:: Data to process
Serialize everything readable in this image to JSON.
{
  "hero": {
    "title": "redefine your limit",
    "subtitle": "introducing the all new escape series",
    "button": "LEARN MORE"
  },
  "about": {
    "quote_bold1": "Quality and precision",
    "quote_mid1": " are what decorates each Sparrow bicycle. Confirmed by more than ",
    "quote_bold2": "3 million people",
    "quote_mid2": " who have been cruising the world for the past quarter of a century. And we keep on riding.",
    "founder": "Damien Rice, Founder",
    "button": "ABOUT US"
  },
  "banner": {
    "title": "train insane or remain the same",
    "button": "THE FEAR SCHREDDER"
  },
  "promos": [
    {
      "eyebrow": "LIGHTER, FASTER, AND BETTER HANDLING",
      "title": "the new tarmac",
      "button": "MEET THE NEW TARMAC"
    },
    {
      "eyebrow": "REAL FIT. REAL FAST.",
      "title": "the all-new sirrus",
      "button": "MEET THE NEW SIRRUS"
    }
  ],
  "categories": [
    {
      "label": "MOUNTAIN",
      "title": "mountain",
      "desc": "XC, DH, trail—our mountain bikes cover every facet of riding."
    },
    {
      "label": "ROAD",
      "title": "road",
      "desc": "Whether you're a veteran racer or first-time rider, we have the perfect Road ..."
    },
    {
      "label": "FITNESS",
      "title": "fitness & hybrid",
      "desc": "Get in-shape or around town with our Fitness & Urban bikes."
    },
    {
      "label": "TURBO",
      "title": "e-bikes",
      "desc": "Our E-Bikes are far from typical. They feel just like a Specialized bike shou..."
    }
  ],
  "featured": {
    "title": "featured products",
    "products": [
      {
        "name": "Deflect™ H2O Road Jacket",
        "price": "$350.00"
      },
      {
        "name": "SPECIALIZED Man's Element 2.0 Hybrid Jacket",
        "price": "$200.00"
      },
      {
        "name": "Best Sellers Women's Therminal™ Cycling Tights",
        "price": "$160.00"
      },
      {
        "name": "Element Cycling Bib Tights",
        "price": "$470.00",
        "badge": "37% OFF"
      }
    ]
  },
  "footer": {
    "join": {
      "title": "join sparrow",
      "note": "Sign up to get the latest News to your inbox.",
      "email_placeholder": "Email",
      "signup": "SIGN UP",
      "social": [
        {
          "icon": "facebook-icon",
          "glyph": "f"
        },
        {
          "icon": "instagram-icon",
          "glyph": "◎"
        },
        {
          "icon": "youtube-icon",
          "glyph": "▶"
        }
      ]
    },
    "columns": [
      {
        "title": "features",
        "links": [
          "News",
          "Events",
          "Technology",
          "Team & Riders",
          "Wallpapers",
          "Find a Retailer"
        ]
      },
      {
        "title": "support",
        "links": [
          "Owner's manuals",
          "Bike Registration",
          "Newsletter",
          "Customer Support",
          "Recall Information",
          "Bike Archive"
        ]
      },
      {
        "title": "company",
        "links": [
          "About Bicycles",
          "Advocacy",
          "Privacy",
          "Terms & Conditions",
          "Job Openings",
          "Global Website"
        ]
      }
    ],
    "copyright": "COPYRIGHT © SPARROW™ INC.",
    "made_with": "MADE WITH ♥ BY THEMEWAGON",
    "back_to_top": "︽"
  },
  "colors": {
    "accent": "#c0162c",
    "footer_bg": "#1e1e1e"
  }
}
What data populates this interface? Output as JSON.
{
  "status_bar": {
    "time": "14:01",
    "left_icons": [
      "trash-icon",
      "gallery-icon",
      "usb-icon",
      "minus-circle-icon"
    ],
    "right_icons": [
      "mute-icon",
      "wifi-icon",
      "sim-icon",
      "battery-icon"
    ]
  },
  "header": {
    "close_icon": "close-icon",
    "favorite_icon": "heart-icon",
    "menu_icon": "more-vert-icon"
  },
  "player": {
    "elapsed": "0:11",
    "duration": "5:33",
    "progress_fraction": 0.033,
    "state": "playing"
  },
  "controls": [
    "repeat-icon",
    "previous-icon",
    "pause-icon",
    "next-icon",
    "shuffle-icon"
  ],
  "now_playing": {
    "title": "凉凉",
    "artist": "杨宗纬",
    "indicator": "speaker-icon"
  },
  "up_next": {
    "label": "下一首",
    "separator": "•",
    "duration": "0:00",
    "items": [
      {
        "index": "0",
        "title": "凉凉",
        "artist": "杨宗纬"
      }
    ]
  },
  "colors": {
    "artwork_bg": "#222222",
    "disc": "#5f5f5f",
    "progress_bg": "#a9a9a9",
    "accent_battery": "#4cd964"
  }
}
::::
◆ **Written exercise**
Using the data above, reproduce every line exactly.

◆ **Written answer**
Serialize everything readable in this image to JSON.
{
  "hero": {
    "title": "redefine your limit",
    "subtitle": "introducing the all new escape series",
    "button": "LEARN MORE"
  },
  "about": {
    "quote_bold1": "Quality and precision",
    "quote_mid1": " are what decorates each Sparrow bicycle. Confirmed by more than ",
    "quote_bold2": "3 million people",
    "quote_mid2": " who have been cruising the world for the past quarter of a century. And we keep on riding.",
    "founder": "Damien Rice, Founder",
    "button": "ABOUT US"
  },
  "banner": {
    "title": "train insane or remain the same",
    "button": "THE FEAR SCHREDDER"
  },
  "promos": [
    {
      "eyebrow": "LIGHTER, FASTER, AND BETTER HANDLING",
      "title": "the new tarmac",
      "button": "MEET THE NEW TARMAC"
    },
    {
      "eyebrow": "REAL FIT. REAL FAST.",
      "title": "the all-new sirrus",
      "button": "MEET THE NEW SIRRUS"
    }
  ],
  "categories": [
    {
      "label": "MOUNTAIN",
      "title": "mountain",
      "desc": "XC, DH, trail—our mountain bikes cover every facet of riding."
    },
    {
      "label": "ROAD",
      "title": "road",
      "desc": "Whether you're a veteran racer or first-time rider, we have the perfect Road ..."
    },
    {
      "label": "FITNESS",
      "title": "fitness & hybrid",
      "desc": "Get in-shape or around town with our Fitness & Urban bikes."
    },
    {
      "label": "TURBO",
      "title": "e-bikes",
      "desc": "Our E-Bikes are far from typical. They feel just like a Specialized bike shou..."
    }
  ],
  "featured": {
    "title": "featured products",
    "products": [
      {
        "name": "Deflect™ H2O Road Jacket",
        "price": "$350.00"
      },
      {
        "name": "SPECIALIZED Man's Element 2.0 Hybrid Jacket",
        "price": "$200.00"
      },
      {
        "name": "Best Sellers Women's Therminal™ Cycling Tights",
        "price": "$160.00"
      },
      {
        "name": "Element Cycling Bib Tights",
        "price": "$470.00",
        "badge": "37% OFF"
      }
    ]
  },
  "footer": {
    "join": {
      "title": "join sparrow",
      "note": "Sign up to get the latest News to your inbox.",
      "email_placeholder": "Email",
      "signup": "SIGN UP",
      "social": [
        {
          "icon": "facebook-icon",
          "glyph": "f"
        },
        {
          "icon": "instagram-icon",
          "glyph": "◎"
        },
        {
          "icon": "youtube-icon",
          "glyph": "▶"
        }
      ]
    },
    "columns": [
      {
        "title": "features",
        "links": [
          "News",
          "Events",
          "Technology",
          "Team & Riders",
          "Wallpapers",
          "Find a Retailer"
        ]
      },
      {
        "title": "support",
        "links": [
          "Owner's manuals",
          "Bike Registration",
          "Newsletter",
          "Customer Support",
          "Recall Information",
          "Bike Archive"
        ]
      },
      {
        "title": "company",
        "links": [
          "About Bicycles",
          "Advocacy",
          "Privacy",
          "Terms & Conditions",
          "Job Openings",
          "Global Website"
        ]
      }
    ],
    "copyright": "COPYRIGHT © SPARROW™ INC.",
    "made_with": "MADE WITH ♥ BY THEMEWAGON",
    "back_to_top": "︽"
  },
  "colors": {
    "accent": "#c0162c",
    "footer_bg": "#1e1e1e"
  }
}
What data populates this interface? Output as JSON.
{
  "status_bar": {
    "time": "14:01",
    "left_icons": [
      "trash-icon",
      "gallery-icon",
      "usb-icon",
      "minus-circle-icon"
    ],
    "right_icons": [
      "mute-icon",
      "wifi-icon",
      "sim-icon",
      "battery-icon"
    ]
  },
  "header": {
    "close_icon": "close-icon",
    "favorite_icon": "heart-icon",
    "menu_icon": "more-vert-icon"
  },
  "player": {
    "elapsed": "0:11",
    "duration": "5:33",
    "progress_fraction": 0.033,
    "state": "playing"
  },
  "controls": [
    "repeat-icon",
    "previous-icon",
    "pause-icon",
    "next-icon",
    "shuffle-icon"
  ],
  "now_playing": {
    "title": "凉凉",
    "artist": "杨宗纬",
    "indicator": "speaker-icon"
  },
  "up_next": {
    "label": "下一首",
    "separator": "•",
    "duration": "0:00",
    "items": [
      {
        "index": "0",
        "title": "凉凉",
        "artist": "杨宗纬"
      }
    ]
  },
  "colors": {
    "artwork_bg": "#222222",
    "disc": "#5f5f5f",
    "progress_bg": "#a9a9a9",
    "accent_battery": "#4cd964"
  }
}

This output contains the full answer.